___ Data for the task

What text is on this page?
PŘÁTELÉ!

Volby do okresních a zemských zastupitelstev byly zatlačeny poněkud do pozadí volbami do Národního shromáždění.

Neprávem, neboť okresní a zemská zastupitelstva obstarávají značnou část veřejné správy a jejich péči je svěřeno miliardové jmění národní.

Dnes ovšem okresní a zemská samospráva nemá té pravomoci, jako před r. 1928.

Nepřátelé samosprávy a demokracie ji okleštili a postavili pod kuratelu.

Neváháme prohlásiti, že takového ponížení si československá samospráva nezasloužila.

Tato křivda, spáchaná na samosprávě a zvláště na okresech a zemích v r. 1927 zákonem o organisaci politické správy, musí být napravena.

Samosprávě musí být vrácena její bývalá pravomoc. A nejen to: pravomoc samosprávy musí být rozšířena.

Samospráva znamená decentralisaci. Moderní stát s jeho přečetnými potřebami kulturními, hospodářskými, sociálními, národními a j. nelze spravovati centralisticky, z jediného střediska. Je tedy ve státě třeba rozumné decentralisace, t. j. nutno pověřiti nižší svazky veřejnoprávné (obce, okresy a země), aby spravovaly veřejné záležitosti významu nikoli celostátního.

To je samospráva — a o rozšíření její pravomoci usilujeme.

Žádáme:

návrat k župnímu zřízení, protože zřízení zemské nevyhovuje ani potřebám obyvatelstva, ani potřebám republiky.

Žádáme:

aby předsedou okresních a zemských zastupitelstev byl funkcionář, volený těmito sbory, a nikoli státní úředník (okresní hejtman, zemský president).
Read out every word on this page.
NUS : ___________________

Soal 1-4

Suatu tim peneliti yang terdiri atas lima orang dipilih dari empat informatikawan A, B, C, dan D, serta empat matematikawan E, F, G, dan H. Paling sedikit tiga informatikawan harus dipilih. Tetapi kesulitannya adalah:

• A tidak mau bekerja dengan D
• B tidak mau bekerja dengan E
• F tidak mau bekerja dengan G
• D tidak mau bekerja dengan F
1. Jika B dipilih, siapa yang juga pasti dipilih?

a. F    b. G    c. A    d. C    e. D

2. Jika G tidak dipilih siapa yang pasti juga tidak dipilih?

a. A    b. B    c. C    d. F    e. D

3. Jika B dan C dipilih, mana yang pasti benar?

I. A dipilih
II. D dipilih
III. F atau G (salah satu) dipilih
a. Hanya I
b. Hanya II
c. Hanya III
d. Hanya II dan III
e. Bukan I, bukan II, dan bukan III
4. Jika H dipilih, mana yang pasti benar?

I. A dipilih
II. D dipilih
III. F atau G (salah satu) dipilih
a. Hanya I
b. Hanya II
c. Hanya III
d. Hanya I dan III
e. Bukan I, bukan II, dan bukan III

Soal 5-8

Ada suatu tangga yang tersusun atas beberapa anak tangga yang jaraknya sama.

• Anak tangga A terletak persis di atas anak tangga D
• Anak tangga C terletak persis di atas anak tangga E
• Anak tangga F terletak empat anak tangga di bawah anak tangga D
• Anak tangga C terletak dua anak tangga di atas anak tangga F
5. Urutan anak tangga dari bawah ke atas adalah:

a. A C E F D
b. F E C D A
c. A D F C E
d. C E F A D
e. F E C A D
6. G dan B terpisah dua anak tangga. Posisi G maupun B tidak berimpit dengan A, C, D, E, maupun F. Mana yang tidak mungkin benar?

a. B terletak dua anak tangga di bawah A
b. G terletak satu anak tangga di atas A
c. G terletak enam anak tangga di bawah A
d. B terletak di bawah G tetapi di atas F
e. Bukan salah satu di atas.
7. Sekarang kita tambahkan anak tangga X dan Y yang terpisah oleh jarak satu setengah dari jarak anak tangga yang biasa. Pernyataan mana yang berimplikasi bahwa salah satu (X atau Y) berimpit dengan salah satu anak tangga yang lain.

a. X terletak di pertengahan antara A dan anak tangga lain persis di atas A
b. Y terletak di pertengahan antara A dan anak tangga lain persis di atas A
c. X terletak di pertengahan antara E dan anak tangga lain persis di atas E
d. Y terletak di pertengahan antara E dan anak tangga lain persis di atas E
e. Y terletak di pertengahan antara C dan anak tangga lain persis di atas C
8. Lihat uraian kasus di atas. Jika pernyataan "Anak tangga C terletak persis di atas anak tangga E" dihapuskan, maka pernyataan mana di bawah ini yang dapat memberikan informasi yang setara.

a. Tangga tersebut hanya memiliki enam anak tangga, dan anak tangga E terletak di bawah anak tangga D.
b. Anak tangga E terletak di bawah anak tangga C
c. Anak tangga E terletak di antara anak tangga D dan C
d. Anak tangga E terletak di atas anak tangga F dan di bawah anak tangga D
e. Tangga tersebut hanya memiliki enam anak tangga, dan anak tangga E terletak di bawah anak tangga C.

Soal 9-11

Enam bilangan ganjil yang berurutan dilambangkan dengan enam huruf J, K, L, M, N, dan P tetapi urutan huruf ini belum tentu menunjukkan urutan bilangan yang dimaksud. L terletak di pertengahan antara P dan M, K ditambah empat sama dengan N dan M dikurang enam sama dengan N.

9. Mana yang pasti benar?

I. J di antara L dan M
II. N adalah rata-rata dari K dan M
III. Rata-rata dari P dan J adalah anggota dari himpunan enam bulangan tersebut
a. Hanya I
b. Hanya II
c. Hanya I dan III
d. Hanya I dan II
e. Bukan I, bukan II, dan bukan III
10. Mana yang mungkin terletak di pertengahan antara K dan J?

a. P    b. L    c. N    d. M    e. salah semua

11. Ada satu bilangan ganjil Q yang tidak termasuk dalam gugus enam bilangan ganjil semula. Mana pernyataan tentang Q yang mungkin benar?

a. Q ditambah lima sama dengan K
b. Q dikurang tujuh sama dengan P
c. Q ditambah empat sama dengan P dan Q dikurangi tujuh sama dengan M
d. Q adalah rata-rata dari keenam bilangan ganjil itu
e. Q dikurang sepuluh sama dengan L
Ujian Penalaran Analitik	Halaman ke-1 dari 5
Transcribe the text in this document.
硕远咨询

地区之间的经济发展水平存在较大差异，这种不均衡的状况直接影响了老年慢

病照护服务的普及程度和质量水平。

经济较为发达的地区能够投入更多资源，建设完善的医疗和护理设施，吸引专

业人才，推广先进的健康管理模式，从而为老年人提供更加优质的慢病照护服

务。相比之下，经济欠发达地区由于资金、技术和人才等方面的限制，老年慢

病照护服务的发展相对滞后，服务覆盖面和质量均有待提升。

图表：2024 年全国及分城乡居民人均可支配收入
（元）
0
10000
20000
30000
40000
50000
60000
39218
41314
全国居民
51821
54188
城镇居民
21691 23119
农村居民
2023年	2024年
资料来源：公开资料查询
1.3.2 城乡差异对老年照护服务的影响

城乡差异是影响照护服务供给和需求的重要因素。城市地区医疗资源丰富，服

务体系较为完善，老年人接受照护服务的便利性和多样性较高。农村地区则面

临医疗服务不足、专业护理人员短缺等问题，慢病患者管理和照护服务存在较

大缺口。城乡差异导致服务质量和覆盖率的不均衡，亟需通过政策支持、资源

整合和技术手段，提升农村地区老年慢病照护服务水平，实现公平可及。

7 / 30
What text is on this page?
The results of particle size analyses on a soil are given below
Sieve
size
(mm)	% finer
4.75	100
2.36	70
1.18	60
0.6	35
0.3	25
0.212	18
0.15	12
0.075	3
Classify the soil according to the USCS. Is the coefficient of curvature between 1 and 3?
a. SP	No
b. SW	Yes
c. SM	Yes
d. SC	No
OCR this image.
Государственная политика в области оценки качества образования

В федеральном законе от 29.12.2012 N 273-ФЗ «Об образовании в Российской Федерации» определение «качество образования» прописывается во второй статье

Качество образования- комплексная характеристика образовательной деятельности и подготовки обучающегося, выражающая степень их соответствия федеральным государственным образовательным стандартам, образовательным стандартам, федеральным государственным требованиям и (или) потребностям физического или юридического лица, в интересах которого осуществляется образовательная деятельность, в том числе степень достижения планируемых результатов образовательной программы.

______

# [Written instruction]
In the entries above, find the line containing "OCR this image.". Set down that line and every line after it through the last one, exactly and alone.

# [Correct output]
OCR this image.
Государственная политика в области оценки качества образования

В федеральном законе от 29.12.2012 N 273-ФЗ «Об образовании в Российской Федерации» определение «качество образования» прописывается во второй статье

Качество образования- комплексная характеристика образовательной деятельности и подготовки обучающегося, выражающая степень их соответствия федеральным государственным образовательным стандартам, образовательным стандартам, федеральным государственным требованиям и (или) потребностям физического или юридического лица, в интересах которого осуществляется образовательная деятельность, в том числе степень достижения планируемых результатов образовательной программы.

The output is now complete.